● **Given instruction**
Transcribe all the records exactly and omit any images they hold.
+++++
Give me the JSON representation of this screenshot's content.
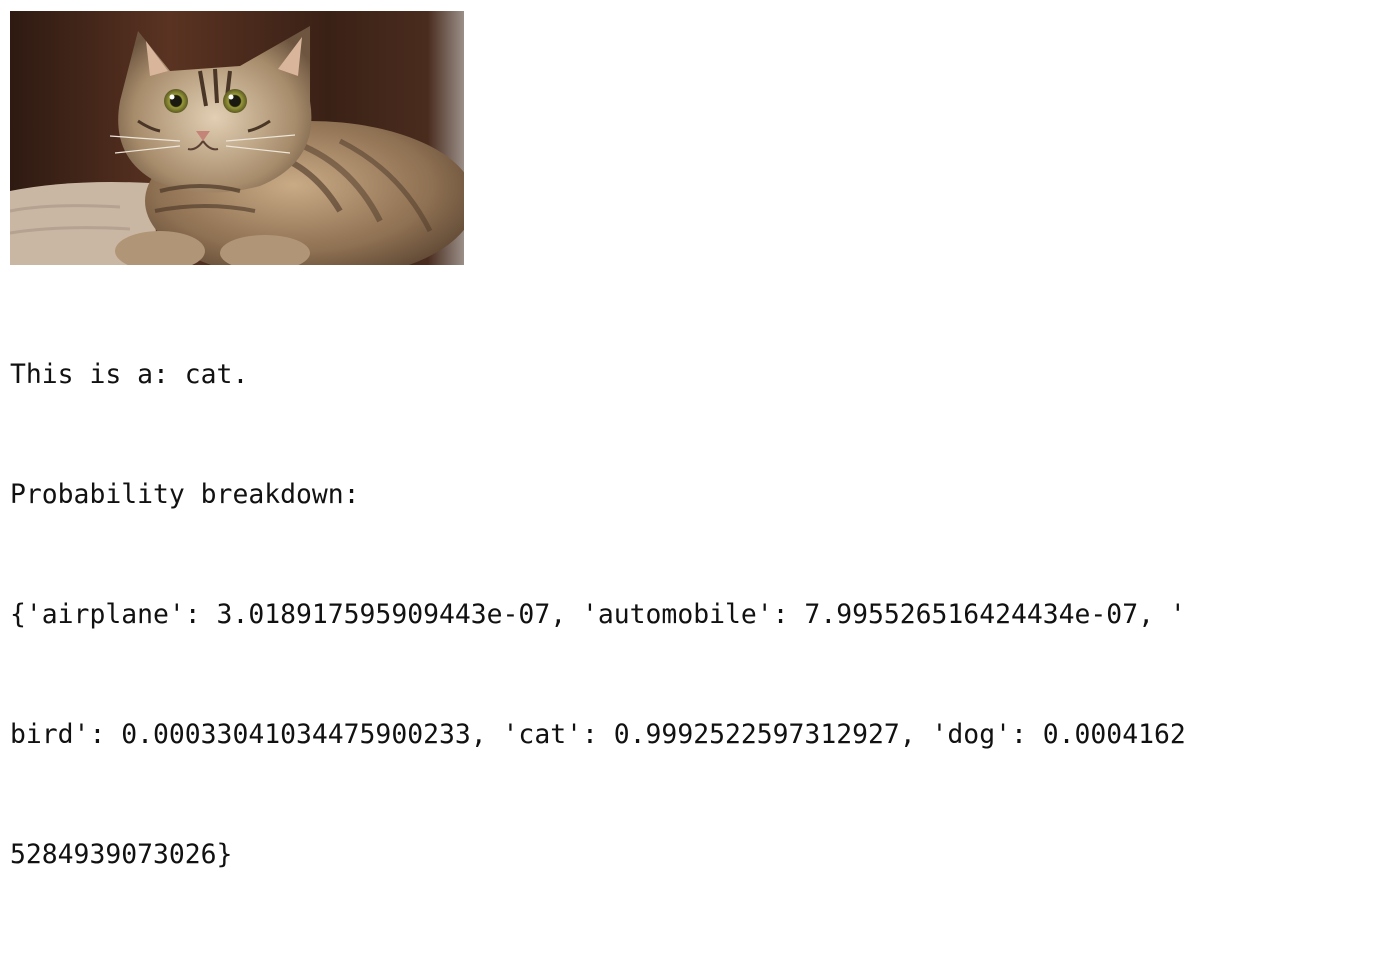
{
  "image": {
    "subject": "cat-photo"
  },
  "output": {
    "prediction_line": "This is a: cat.",
    "breakdown_header": "Probability breakdown:",
    "breakdown_lines": [
      "{'airplane': 3.018917595909443e-07, 'automobile': 7.995526516424434e-07, '",
      "bird': 0.00033041034475900233, 'cat': 0.9992522597312927, 'dog': 0.0004162",
      "5284939073026}"
    ]
  },
  "probabilities": {
    "airplane": "3.018917595909443e-07",
    "automobile": "7.995526516424434e-07",
    "bird": "0.00033041034475900233",
    "cat": "0.9992522597312927",
    "dog": "0.00041625284939073026"
  }
}
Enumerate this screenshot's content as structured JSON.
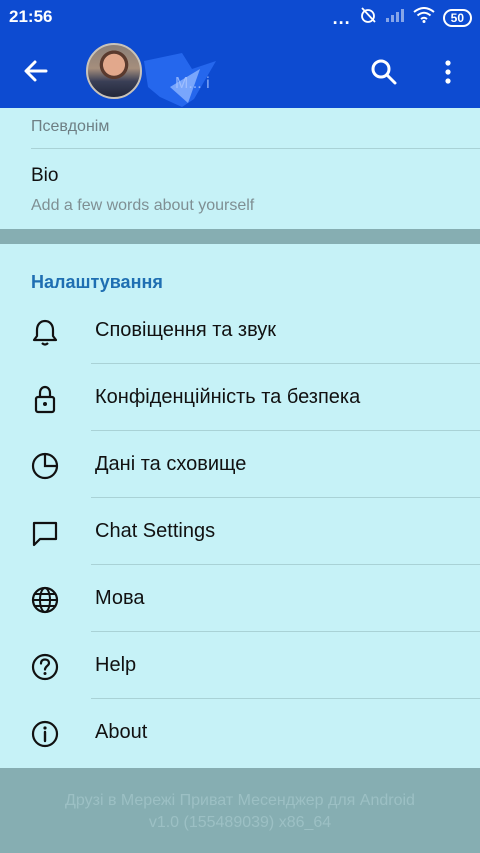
{
  "status_bar": {
    "time": "21:56",
    "dots": "...",
    "battery": "50"
  },
  "header": {
    "name": "M...  i"
  },
  "profile": {
    "nickname_label": "Псевдонім",
    "bio_title": "Bio",
    "bio_hint": "Add a few words about yourself"
  },
  "settings": {
    "header": "Налаштування",
    "items": [
      {
        "label": "Сповіщення та звук",
        "icon": "bell-icon"
      },
      {
        "label": "Конфіденційність та безпека",
        "icon": "lock-icon"
      },
      {
        "label": "Дані та сховище",
        "icon": "pie-chart-icon"
      },
      {
        "label": "Chat Settings",
        "icon": "chat-bubble-icon"
      },
      {
        "label": "Мова",
        "icon": "globe-icon"
      },
      {
        "label": "Help",
        "icon": "question-icon"
      },
      {
        "label": "About",
        "icon": "info-icon"
      }
    ]
  },
  "footer": {
    "line1": "Друзі в Мережі Приват Месенджер для Android",
    "line2": "v1.0 (155489039) x86_64"
  },
  "colors": {
    "header_bg": "#0d4bd1",
    "page_bg": "#c6f2f7",
    "accent": "#1f6fb2",
    "section_gap": "#86aeb2"
  }
}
+++++
● **The solution**
Give me the JSON representation of this screenshot's content.
{
  "image": {
    "subject": "cat-photo"
  },
  "output": {
    "prediction_line": "This is a: cat.",
    "breakdown_header": "Probability breakdown:",
    "breakdown_lines": [
      "{'airplane': 3.018917595909443e-07, 'automobile': 7.995526516424434e-07, '",
      "bird': 0.00033041034475900233, 'cat': 0.9992522597312927, 'dog': 0.0004162",
      "5284939073026}"
    ]
  },
  "probabilities": {
    "airplane": "3.018917595909443e-07",
    "automobile": "7.995526516424434e-07",
    "bird": "0.00033041034475900233",
    "cat": "0.9992522597312927",
    "dog": "0.00041625284939073026"
  }
}
Enumerate this screenshot's content as structured JSON.
{
  "status_bar": {
    "time": "21:56",
    "dots": "...",
    "battery": "50"
  },
  "header": {
    "name": "M...  i"
  },
  "profile": {
    "nickname_label": "Псевдонім",
    "bio_title": "Bio",
    "bio_hint": "Add a few words about yourself"
  },
  "settings": {
    "header": "Налаштування",
    "items": [
      {
        "label": "Сповіщення та звук",
        "icon": "bell-icon"
      },
      {
        "label": "Конфіденційність та безпека",
        "icon": "lock-icon"
      },
      {
        "label": "Дані та сховище",
        "icon": "pie-chart-icon"
      },
      {
        "label": "Chat Settings",
        "icon": "chat-bubble-icon"
      },
      {
        "label": "Мова",
        "icon": "globe-icon"
      },
      {
        "label": "Help",
        "icon": "question-icon"
      },
      {
        "label": "About",
        "icon": "info-icon"
      }
    ]
  },
  "footer": {
    "line1": "Друзі в Мережі Приват Месенджер для Android",
    "line2": "v1.0 (155489039) x86_64"
  },
  "colors": {
    "header_bg": "#0d4bd1",
    "page_bg": "#c6f2f7",
    "accent": "#1f6fb2",
    "section_gap": "#86aeb2"
  }
}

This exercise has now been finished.